* **Stated problem**
Go through the data below. List every line that holds the word "screenshot".

####

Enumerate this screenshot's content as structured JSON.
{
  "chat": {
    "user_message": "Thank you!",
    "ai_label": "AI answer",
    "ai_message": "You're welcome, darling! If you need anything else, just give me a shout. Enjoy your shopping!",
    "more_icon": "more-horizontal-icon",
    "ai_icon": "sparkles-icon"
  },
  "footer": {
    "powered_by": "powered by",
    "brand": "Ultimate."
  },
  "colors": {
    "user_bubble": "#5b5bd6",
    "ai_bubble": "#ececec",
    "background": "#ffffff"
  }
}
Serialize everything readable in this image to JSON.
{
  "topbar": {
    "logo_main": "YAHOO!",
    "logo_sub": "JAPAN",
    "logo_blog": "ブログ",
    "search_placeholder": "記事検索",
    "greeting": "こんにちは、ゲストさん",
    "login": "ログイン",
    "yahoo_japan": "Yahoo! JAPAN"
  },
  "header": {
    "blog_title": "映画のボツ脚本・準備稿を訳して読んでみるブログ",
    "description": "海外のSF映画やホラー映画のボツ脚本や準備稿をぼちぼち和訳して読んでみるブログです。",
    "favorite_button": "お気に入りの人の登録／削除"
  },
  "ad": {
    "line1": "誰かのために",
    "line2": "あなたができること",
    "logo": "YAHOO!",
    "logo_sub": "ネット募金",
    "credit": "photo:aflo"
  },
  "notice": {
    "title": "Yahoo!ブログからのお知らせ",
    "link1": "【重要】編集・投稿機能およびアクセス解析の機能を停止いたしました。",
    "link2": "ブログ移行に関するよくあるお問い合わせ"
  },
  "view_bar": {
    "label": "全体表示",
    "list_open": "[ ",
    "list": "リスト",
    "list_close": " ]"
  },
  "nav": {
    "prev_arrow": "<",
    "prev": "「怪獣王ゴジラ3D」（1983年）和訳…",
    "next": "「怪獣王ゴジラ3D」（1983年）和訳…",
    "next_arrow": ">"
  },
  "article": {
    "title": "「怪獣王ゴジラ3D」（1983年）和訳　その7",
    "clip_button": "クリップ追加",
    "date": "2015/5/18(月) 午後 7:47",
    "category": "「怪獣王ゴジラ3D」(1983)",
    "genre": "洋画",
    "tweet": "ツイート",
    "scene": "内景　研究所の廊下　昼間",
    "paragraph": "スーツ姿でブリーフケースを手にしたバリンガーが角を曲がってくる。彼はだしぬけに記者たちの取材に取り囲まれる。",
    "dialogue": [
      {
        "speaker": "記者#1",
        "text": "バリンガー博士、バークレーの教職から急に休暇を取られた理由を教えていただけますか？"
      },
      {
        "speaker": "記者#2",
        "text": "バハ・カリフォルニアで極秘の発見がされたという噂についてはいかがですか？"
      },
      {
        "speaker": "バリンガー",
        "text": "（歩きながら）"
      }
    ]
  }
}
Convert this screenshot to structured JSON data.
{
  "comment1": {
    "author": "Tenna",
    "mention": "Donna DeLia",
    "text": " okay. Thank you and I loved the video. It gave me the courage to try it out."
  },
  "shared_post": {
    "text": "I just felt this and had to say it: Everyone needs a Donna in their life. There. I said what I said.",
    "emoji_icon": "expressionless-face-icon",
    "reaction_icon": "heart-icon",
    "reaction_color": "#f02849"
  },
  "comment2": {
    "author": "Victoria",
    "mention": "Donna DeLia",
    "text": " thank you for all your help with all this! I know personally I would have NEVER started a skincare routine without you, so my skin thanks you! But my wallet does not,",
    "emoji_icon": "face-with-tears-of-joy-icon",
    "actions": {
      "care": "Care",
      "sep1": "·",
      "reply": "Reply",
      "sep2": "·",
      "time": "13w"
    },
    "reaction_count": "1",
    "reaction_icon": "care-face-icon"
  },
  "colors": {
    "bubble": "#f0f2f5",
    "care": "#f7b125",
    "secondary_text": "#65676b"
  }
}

####

* **Result below**
Enumerate this screenshot's content as structured JSON.
Convert this screenshot to structured JSON data.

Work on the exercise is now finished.